Exercise aim.
Copy all of the material below exactly.

_ _ _ _ _ _ _

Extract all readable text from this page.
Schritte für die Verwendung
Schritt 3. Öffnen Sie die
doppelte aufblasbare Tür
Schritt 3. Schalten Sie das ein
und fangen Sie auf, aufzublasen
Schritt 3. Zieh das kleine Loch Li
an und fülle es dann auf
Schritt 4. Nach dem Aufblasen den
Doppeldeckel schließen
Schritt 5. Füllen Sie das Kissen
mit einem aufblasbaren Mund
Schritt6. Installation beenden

_ _ _ _ _ _ _

Solution for this task.
Extract all readable text from this page.
Schritte für die Verwendung
Schritt 3. Öffnen Sie die
doppelte aufblasbare Tür
Schritt 3. Schalten Sie das ein
und fangen Sie auf, aufzublasen
Schritt 3. Zieh das kleine Loch Li
an und fülle es dann auf
Schritt 4. Nach dem Aufblasen den
Doppeldeckel schließen
Schritt 5. Füllen Sie das Kissen
mit einem aufblasbaren Mund
Schritt6. Installation beenden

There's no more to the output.